Copy the records below verbatim, omitting the pictures from your answer.

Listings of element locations
· · · ·
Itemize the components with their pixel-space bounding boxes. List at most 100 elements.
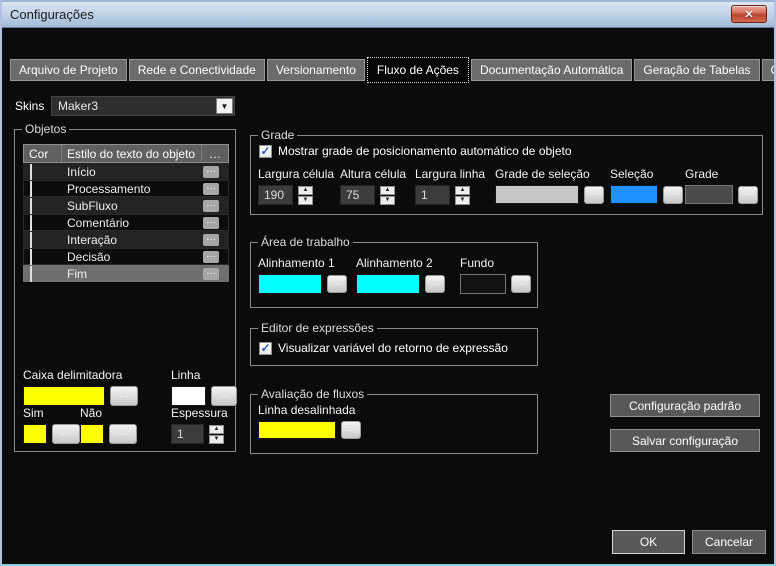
alinhamento-1-picker-button[interactable]: … bbox=[327, 275, 347, 293]
alinhamento-2-swatch[interactable] bbox=[356, 274, 420, 294]
tab-geracao-de-tabelas[interactable]: Geração de Tabelas bbox=[634, 59, 759, 81]
color-swatch[interactable] bbox=[30, 249, 32, 265]
caixa-delimitadora-picker-button[interactable]: … bbox=[110, 386, 138, 406]
sim-field: Sim … bbox=[23, 406, 80, 444]
spinner-down-icon[interactable]: ▼ bbox=[298, 196, 313, 205]
row-label: Decisão bbox=[61, 250, 203, 264]
largura-linha-value[interactable]: 1 bbox=[415, 185, 450, 205]
espessura-value[interactable]: 1 bbox=[171, 424, 204, 444]
spinner-down-icon[interactable]: ▼ bbox=[380, 196, 395, 205]
color-swatch[interactable] bbox=[30, 164, 32, 180]
checkbox-checked-icon[interactable]: ✓ bbox=[259, 145, 272, 158]
altura-celula-value[interactable]: 75 bbox=[340, 185, 375, 205]
grade-group: Grade ✓ Mostrar grade de posicionamento … bbox=[250, 135, 763, 215]
selecao-field: Seleção … bbox=[610, 167, 683, 204]
checkbox-checked-icon[interactable]: ✓ bbox=[259, 342, 272, 355]
show-grid-checkbox[interactable]: ✓ Mostrar grade de posicionamento automá… bbox=[259, 144, 572, 158]
grade-cor-field: Grade … bbox=[685, 167, 758, 204]
alinhamento-2-field: Alinhamento 2 … bbox=[356, 256, 445, 294]
tab-documentacao-automatica[interactable]: Documentação Automática bbox=[471, 59, 632, 81]
grade-cor-picker-button[interactable]: … bbox=[738, 186, 758, 204]
spinner-up-icon[interactable]: ▲ bbox=[209, 425, 224, 434]
tab-outros[interactable]: Outros bbox=[762, 59, 776, 81]
table-row-comentario[interactable]: Comentário … bbox=[23, 214, 229, 231]
linha-desalinhada-picker-button[interactable]: … bbox=[341, 421, 361, 439]
object-style-table: Cor Estilo do texto do objeto … Início …… bbox=[23, 144, 229, 282]
linha-picker-button[interactable]: … bbox=[211, 386, 237, 406]
linha-swatch[interactable] bbox=[171, 386, 206, 406]
skins-selected-value: Maker3 bbox=[58, 99, 98, 113]
tab-versionamento[interactable]: Versionamento bbox=[267, 59, 365, 81]
row-label: Interação bbox=[61, 233, 203, 247]
spinner-up-icon[interactable]: ▲ bbox=[455, 186, 470, 195]
selecao-picker-button[interactable]: … bbox=[663, 186, 683, 204]
alinhamento-2-label: Alinhamento 2 bbox=[356, 256, 445, 270]
grade-de-selecao-swatch[interactable] bbox=[495, 185, 579, 204]
altura-celula-spinner[interactable]: 75 ▲ ▼ bbox=[340, 185, 406, 205]
largura-linha-spinner[interactable]: 1 ▲ ▼ bbox=[415, 185, 485, 205]
nao-swatch[interactable] bbox=[80, 424, 104, 444]
spinner-up-icon[interactable]: ▲ bbox=[298, 186, 313, 195]
row-label: SubFluxo bbox=[61, 199, 203, 213]
nao-picker-button[interactable]: … bbox=[109, 424, 137, 444]
row-label: Comentário bbox=[61, 216, 203, 230]
grade-cor-swatch[interactable] bbox=[685, 185, 733, 204]
skins-select[interactable]: Maker3 ▼ bbox=[51, 96, 235, 116]
table-row-interacao[interactable]: Interação … bbox=[23, 231, 229, 248]
row-label: Fim bbox=[61, 267, 203, 281]
salvar-configuracao-button[interactable]: Salvar configuração bbox=[610, 429, 760, 452]
tab-fluxo-de-acoes[interactable]: Fluxo de Ações bbox=[367, 57, 469, 83]
spinner-down-icon[interactable]: ▼ bbox=[455, 196, 470, 205]
color-swatch[interactable] bbox=[30, 198, 32, 214]
caixa-delimitadora-swatch[interactable] bbox=[23, 386, 105, 406]
altura-celula-field: Altura célula 75 ▲ ▼ bbox=[340, 167, 406, 205]
edit-style-button[interactable]: … bbox=[203, 183, 219, 195]
fundo-picker-button[interactable]: … bbox=[511, 275, 531, 293]
table-row-subfluxo[interactable]: SubFluxo … bbox=[23, 197, 229, 214]
table-row-decisao[interactable]: Decisão … bbox=[23, 248, 229, 265]
tab-arquivo-de-projeto[interactable]: Arquivo de Projeto bbox=[10, 59, 127, 81]
color-swatch[interactable] bbox=[30, 232, 32, 248]
edit-style-button[interactable]: … bbox=[203, 251, 219, 263]
tab-rede-e-conectividade[interactable]: Rede e Conectividade bbox=[129, 59, 265, 81]
configuracao-padrao-button[interactable]: Configuração padrão bbox=[610, 394, 760, 417]
espessura-label: Espessura bbox=[171, 406, 228, 420]
titlebar[interactable]: Configurações ✕ bbox=[2, 2, 774, 28]
close-icon: ✕ bbox=[744, 8, 753, 21]
espessura-spinner[interactable]: 1 ▲ ▼ bbox=[171, 424, 228, 444]
edit-style-button[interactable]: … bbox=[203, 268, 219, 280]
selecao-swatch[interactable] bbox=[610, 185, 658, 204]
color-swatch[interactable] bbox=[30, 215, 32, 231]
sim-swatch[interactable] bbox=[23, 424, 47, 444]
table-row-processamento[interactable]: Processamento … bbox=[23, 180, 229, 197]
color-swatch[interactable] bbox=[30, 266, 32, 282]
edit-style-button[interactable]: … bbox=[203, 234, 219, 246]
linha-desalinhada-swatch[interactable] bbox=[258, 421, 336, 439]
ok-button[interactable]: OK bbox=[612, 530, 685, 554]
table-row-inicio[interactable]: Início … bbox=[23, 163, 229, 180]
edit-style-button[interactable]: … bbox=[203, 217, 219, 229]
largura-linha-field: Largura linha 1 ▲ ▼ bbox=[415, 167, 485, 205]
chevron-down-icon[interactable]: ▼ bbox=[216, 98, 233, 114]
alinhamento-1-swatch[interactable] bbox=[258, 274, 322, 294]
spinner-down-icon[interactable]: ▼ bbox=[209, 435, 224, 444]
sim-label: Sim bbox=[23, 406, 80, 420]
header-ellipsis-button[interactable]: … bbox=[202, 145, 228, 162]
largura-celula-spinner[interactable]: 190 ▲ ▼ bbox=[258, 185, 334, 205]
visualizar-variavel-checkbox[interactable]: ✓ Visualizar variável do retorno de expr… bbox=[259, 341, 508, 355]
grade-de-selecao-picker-button[interactable]: … bbox=[584, 186, 604, 204]
linha-field: Linha … bbox=[171, 368, 237, 406]
sim-picker-button[interactable]: … bbox=[52, 424, 80, 444]
cancelar-button[interactable]: Cancelar bbox=[692, 530, 766, 554]
largura-celula-value[interactable]: 190 bbox=[258, 185, 293, 205]
close-button[interactable]: ✕ bbox=[731, 5, 767, 23]
spinner-up-icon[interactable]: ▲ bbox=[380, 186, 395, 195]
edit-style-button[interactable]: … bbox=[203, 166, 219, 178]
edit-style-button[interactable]: … bbox=[203, 200, 219, 212]
linha-label: Linha bbox=[171, 368, 237, 382]
color-swatch[interactable] bbox=[30, 181, 32, 197]
linha-desalinhada-label: Linha desalinhada bbox=[258, 403, 361, 417]
table-row-fim[interactable]: Fim … bbox=[23, 265, 229, 282]
alinhamento-2-picker-button[interactable]: … bbox=[425, 275, 445, 293]
fundo-swatch[interactable] bbox=[460, 274, 506, 294]
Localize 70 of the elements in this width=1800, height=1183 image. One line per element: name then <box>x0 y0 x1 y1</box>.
· · · ·
### Full response
Itemize the components with their pixel-space bounding boxes. List at most 100 elements.
alinhamento-1-picker-button[interactable]: … bbox=[327, 275, 347, 293]
alinhamento-2-swatch[interactable] bbox=[356, 274, 420, 294]
tab-geracao-de-tabelas[interactable]: Geração de Tabelas bbox=[634, 59, 759, 81]
color-swatch[interactable] bbox=[30, 249, 32, 265]
caixa-delimitadora-picker-button[interactable]: … bbox=[110, 386, 138, 406]
sim-field: Sim … bbox=[23, 406, 80, 444]
spinner-down-icon[interactable]: ▼ bbox=[298, 196, 313, 205]
row-label: Decisão bbox=[61, 250, 203, 264]
largura-linha-value[interactable]: 1 bbox=[415, 185, 450, 205]
espessura-value[interactable]: 1 bbox=[171, 424, 204, 444]
spinner-down-icon[interactable]: ▼ bbox=[380, 196, 395, 205]
color-swatch[interactable] bbox=[30, 164, 32, 180]
checkbox-checked-icon[interactable]: ✓ bbox=[259, 145, 272, 158]
altura-celula-value[interactable]: 75 bbox=[340, 185, 375, 205]
grade-group: Grade ✓ Mostrar grade de posicionamento … bbox=[250, 135, 763, 215]
selecao-field: Seleção … bbox=[610, 167, 683, 204]
checkbox-checked-icon[interactable]: ✓ bbox=[259, 342, 272, 355]
show-grid-checkbox[interactable]: ✓ Mostrar grade de posicionamento automá… bbox=[259, 144, 572, 158]
grade-cor-field: Grade … bbox=[685, 167, 758, 204]
alinhamento-2-field: Alinhamento 2 … bbox=[356, 256, 445, 294]
tab-documentacao-automatica[interactable]: Documentação Automática bbox=[471, 59, 632, 81]
grade-cor-picker-button[interactable]: … bbox=[738, 186, 758, 204]
spinner-up-icon[interactable]: ▲ bbox=[209, 425, 224, 434]
tab-outros[interactable]: Outros bbox=[762, 59, 776, 81]
table-row-comentario[interactable]: Comentário … bbox=[23, 214, 229, 231]
linha-desalinhada-picker-button[interactable]: … bbox=[341, 421, 361, 439]
object-style-table: Cor Estilo do texto do objeto … Início …… bbox=[23, 144, 229, 282]
linha-picker-button[interactable]: … bbox=[211, 386, 237, 406]
linha-swatch[interactable] bbox=[171, 386, 206, 406]
skins-selected-value: Maker3 bbox=[58, 99, 98, 113]
tab-versionamento[interactable]: Versionamento bbox=[267, 59, 365, 81]
row-label: Interação bbox=[61, 233, 203, 247]
spinner-up-icon[interactable]: ▲ bbox=[455, 186, 470, 195]
selecao-picker-button[interactable]: … bbox=[663, 186, 683, 204]
alinhamento-2-label: Alinhamento 2 bbox=[356, 256, 445, 270]
grade-de-selecao-swatch[interactable] bbox=[495, 185, 579, 204]
altura-celula-spinner[interactable]: 75 ▲ ▼ bbox=[340, 185, 406, 205]
largura-linha-spinner[interactable]: 1 ▲ ▼ bbox=[415, 185, 485, 205]
nao-swatch[interactable] bbox=[80, 424, 104, 444]
spinner-up-icon[interactable]: ▲ bbox=[298, 186, 313, 195]
row-label: SubFluxo bbox=[61, 199, 203, 213]
nao-picker-button[interactable]: … bbox=[109, 424, 137, 444]
row-label: Comentário bbox=[61, 216, 203, 230]
grade-cor-swatch[interactable] bbox=[685, 185, 733, 204]
skins-select[interactable]: Maker3 ▼ bbox=[51, 96, 235, 116]
table-row-interacao[interactable]: Interação … bbox=[23, 231, 229, 248]
row-label: Fim bbox=[61, 267, 203, 281]
salvar-configuracao-button[interactable]: Salvar configuração bbox=[610, 429, 760, 452]
tab-fluxo-de-acoes[interactable]: Fluxo de Ações bbox=[367, 57, 469, 83]
spinner-down-icon[interactable]: ▼ bbox=[455, 196, 470, 205]
color-swatch[interactable] bbox=[30, 198, 32, 214]
caixa-delimitadora-swatch[interactable] bbox=[23, 386, 105, 406]
altura-celula-field: Altura célula 75 ▲ ▼ bbox=[340, 167, 406, 205]
edit-style-button[interactable]: … bbox=[203, 183, 219, 195]
fundo-picker-button[interactable]: … bbox=[511, 275, 531, 293]
table-row-subfluxo[interactable]: SubFluxo … bbox=[23, 197, 229, 214]
table-row-decisao[interactable]: Decisão … bbox=[23, 248, 229, 265]
tab-arquivo-de-projeto[interactable]: Arquivo de Projeto bbox=[10, 59, 127, 81]
color-swatch[interactable] bbox=[30, 232, 32, 248]
edit-style-button[interactable]: … bbox=[203, 251, 219, 263]
tab-rede-e-conectividade[interactable]: Rede e Conectividade bbox=[129, 59, 265, 81]
configuracao-padrao-button[interactable]: Configuração padrão bbox=[610, 394, 760, 417]
espessura-label: Espessura bbox=[171, 406, 228, 420]
titlebar[interactable]: Configurações ✕ bbox=[2, 2, 774, 28]
close-icon: ✕ bbox=[744, 8, 753, 21]
espessura-spinner[interactable]: 1 ▲ ▼ bbox=[171, 424, 228, 444]
edit-style-button[interactable]: … bbox=[203, 268, 219, 280]
selecao-swatch[interactable] bbox=[610, 185, 658, 204]
color-swatch[interactable] bbox=[30, 215, 32, 231]
sim-swatch[interactable] bbox=[23, 424, 47, 444]
table-row-processamento[interactable]: Processamento … bbox=[23, 180, 229, 197]
color-swatch[interactable] bbox=[30, 266, 32, 282]
edit-style-button[interactable]: … bbox=[203, 234, 219, 246]
linha-desalinhada-swatch[interactable] bbox=[258, 421, 336, 439]
ok-button[interactable]: OK bbox=[612, 530, 685, 554]
table-row-inicio[interactable]: Início … bbox=[23, 163, 229, 180]
edit-style-button[interactable]: … bbox=[203, 217, 219, 229]
largura-linha-field: Largura linha 1 ▲ ▼ bbox=[415, 167, 485, 205]
chevron-down-icon[interactable]: ▼ bbox=[216, 98, 233, 114]
alinhamento-1-swatch[interactable] bbox=[258, 274, 322, 294]
spinner-down-icon[interactable]: ▼ bbox=[209, 435, 224, 444]
sim-label: Sim bbox=[23, 406, 80, 420]
header-ellipsis-button[interactable]: … bbox=[202, 145, 228, 162]
largura-celula-spinner[interactable]: 190 ▲ ▼ bbox=[258, 185, 334, 205]
visualizar-variavel-checkbox[interactable]: ✓ Visualizar variável do retorno de expr… bbox=[259, 341, 508, 355]
grade-de-selecao-picker-button[interactable]: … bbox=[584, 186, 604, 204]
linha-field: Linha … bbox=[171, 368, 237, 406]
sim-picker-button[interactable]: … bbox=[52, 424, 80, 444]
cancelar-button[interactable]: Cancelar bbox=[692, 530, 766, 554]
largura-celula-value[interactable]: 190 bbox=[258, 185, 293, 205]
close-button[interactable]: ✕ bbox=[731, 5, 767, 23]
spinner-up-icon[interactable]: ▲ bbox=[380, 186, 395, 195]
edit-style-button[interactable]: … bbox=[203, 166, 219, 178]
edit-style-button[interactable]: … bbox=[203, 200, 219, 212]
linha-label: Linha bbox=[171, 368, 237, 382]
color-swatch[interactable] bbox=[30, 181, 32, 197]
linha-desalinhada-label: Linha desalinhada bbox=[258, 403, 361, 417]
table-row-fim[interactable]: Fim … bbox=[23, 265, 229, 282]
alinhamento-2-picker-button[interactable]: … bbox=[425, 275, 445, 293]
fundo-swatch[interactable] bbox=[460, 274, 506, 294]
Localize 70 of the elements in this width=1800, height=1183 image. One line per element: name then <box>x0 y0 x1 y1</box>.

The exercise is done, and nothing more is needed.